### Written request
Look below. Copy each line that has "Specify" in it.

START

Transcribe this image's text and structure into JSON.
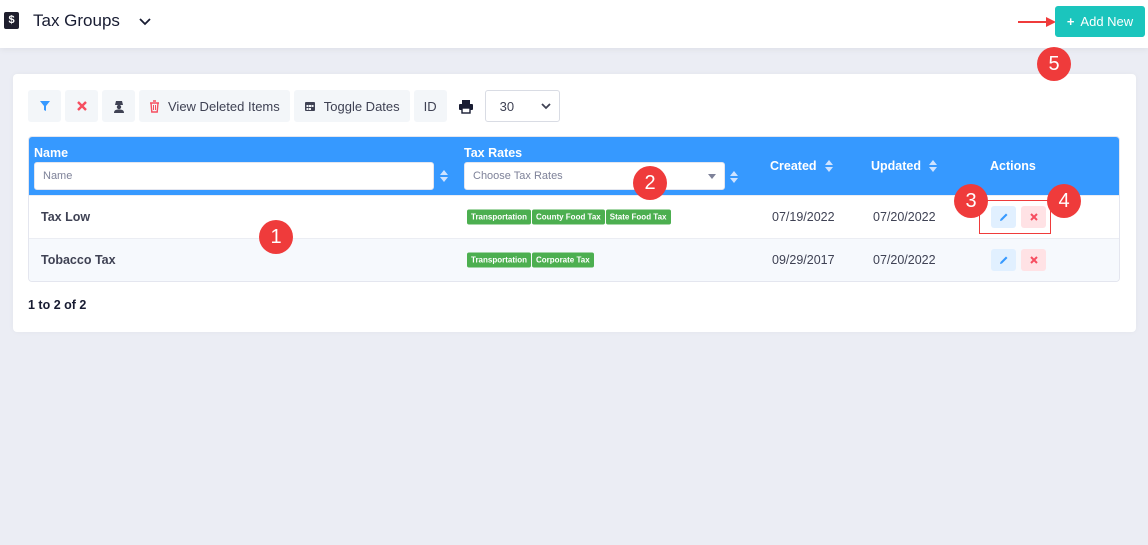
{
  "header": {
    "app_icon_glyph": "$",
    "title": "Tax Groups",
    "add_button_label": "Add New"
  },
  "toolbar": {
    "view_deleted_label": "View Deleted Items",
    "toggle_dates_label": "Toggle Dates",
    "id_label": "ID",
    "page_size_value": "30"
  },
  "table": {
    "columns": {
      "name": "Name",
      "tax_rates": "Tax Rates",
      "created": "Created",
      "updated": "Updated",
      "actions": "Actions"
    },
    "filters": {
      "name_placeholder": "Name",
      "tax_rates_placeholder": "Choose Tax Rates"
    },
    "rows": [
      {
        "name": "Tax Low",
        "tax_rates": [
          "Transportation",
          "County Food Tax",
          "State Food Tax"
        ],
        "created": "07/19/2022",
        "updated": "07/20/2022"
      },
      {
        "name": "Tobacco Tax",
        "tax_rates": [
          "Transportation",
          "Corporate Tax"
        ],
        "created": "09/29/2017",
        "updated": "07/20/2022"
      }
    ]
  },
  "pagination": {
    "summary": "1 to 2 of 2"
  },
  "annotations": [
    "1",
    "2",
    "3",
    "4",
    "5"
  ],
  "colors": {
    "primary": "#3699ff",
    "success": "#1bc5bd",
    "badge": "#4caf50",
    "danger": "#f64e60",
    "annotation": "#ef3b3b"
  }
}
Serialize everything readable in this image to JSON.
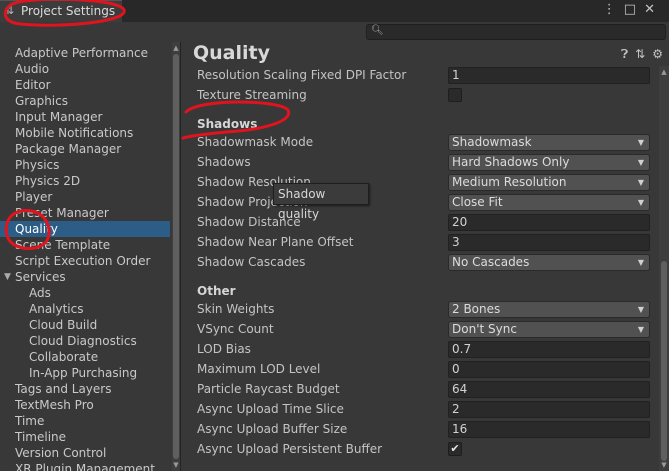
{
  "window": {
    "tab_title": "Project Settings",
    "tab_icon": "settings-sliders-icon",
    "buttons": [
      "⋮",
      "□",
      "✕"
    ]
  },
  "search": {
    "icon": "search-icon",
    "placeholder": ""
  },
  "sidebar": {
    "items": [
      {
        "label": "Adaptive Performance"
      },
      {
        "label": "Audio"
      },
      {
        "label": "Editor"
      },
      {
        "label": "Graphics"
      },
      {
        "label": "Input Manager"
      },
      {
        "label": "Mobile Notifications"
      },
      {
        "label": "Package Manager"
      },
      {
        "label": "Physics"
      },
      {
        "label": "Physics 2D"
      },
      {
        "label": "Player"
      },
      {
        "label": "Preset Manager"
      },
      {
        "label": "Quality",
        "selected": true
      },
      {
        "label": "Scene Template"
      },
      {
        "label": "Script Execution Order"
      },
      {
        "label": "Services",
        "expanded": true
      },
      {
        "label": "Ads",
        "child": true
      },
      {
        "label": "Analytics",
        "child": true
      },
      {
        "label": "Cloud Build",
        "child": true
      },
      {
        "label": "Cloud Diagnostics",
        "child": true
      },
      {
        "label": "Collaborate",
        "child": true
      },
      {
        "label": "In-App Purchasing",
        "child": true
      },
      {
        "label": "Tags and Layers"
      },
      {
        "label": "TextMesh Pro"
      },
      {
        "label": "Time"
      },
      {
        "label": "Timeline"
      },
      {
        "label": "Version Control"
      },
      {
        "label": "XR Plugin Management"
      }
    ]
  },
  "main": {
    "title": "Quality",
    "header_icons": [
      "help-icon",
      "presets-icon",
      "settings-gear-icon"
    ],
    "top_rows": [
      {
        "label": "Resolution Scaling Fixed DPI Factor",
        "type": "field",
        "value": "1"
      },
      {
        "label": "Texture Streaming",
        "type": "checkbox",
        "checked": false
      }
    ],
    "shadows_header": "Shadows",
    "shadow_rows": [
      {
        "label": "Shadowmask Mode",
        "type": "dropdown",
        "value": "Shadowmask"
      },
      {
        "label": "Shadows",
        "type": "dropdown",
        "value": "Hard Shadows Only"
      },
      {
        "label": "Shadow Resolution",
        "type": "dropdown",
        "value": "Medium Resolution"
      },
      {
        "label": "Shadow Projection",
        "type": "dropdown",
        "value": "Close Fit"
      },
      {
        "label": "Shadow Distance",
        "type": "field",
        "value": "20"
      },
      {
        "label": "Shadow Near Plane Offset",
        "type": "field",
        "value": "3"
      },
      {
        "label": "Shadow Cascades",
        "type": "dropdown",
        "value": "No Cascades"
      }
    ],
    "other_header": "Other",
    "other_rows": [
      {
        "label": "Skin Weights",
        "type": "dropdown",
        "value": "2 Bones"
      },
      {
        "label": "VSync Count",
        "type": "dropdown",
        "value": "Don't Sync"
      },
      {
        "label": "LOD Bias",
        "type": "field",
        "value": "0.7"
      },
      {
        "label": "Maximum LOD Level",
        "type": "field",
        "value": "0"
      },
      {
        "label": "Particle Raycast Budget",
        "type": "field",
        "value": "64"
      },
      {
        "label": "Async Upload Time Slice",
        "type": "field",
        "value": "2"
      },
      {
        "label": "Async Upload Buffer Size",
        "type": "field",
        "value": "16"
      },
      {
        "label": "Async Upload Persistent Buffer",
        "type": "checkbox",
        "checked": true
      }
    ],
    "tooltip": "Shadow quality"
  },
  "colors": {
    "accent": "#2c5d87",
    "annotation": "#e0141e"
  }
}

END
START

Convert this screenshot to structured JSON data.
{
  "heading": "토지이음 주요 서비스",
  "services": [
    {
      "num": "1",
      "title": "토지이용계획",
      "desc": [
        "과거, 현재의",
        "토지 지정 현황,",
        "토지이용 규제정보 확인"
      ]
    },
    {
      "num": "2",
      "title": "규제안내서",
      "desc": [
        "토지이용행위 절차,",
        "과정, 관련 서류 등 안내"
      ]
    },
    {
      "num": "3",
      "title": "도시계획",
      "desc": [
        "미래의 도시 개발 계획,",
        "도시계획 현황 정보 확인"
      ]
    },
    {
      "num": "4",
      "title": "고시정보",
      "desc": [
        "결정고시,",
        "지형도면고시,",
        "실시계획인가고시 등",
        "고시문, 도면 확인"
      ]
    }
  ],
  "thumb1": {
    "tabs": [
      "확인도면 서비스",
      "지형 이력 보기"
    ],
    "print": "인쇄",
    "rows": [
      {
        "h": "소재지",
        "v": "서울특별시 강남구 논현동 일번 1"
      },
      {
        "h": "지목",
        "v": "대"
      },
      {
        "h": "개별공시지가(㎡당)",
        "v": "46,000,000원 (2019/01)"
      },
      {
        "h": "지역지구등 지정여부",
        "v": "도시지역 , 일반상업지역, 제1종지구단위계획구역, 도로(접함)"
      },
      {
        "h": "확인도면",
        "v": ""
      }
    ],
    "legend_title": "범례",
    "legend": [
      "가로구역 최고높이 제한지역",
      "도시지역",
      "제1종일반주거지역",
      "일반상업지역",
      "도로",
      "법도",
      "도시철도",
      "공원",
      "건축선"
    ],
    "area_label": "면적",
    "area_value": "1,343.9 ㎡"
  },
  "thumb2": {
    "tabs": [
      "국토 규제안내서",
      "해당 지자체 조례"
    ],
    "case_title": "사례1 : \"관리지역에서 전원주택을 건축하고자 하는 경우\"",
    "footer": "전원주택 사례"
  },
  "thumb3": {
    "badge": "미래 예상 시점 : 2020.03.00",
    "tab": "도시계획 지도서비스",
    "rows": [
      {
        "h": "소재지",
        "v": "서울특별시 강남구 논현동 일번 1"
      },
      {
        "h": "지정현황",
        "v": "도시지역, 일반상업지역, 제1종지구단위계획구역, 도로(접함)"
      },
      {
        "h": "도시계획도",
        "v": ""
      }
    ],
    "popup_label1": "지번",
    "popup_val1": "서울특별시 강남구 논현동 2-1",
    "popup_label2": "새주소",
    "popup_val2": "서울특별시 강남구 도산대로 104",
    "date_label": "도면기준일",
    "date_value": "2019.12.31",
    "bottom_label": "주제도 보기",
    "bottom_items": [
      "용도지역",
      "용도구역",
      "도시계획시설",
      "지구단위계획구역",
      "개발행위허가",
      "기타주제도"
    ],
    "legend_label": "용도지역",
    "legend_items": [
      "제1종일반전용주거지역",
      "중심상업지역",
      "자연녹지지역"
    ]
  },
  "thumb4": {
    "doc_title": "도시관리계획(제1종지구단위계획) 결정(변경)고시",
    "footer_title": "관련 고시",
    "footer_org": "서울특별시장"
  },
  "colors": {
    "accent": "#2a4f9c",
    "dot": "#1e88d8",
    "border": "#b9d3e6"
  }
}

END
START

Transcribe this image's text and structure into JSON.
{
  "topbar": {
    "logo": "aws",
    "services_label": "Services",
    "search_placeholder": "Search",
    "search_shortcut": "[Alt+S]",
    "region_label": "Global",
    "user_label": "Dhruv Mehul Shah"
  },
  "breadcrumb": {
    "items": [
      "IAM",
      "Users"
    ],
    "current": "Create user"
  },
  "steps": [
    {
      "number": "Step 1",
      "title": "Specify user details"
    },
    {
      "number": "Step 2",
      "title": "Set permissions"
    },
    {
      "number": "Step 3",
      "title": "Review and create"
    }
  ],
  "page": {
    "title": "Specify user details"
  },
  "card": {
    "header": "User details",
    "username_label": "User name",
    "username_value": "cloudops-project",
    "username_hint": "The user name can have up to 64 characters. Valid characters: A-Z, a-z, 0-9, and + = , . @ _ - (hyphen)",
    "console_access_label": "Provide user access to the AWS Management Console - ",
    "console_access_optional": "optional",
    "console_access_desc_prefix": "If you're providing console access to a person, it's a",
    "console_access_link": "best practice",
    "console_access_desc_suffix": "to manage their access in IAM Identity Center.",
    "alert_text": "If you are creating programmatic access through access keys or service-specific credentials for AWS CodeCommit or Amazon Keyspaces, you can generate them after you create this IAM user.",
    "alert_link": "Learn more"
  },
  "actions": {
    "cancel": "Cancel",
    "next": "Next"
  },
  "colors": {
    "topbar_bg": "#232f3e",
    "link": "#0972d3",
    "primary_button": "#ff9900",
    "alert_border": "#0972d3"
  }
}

END

### Written response
      "title": "Specify user details"
    "title": "Specify user details"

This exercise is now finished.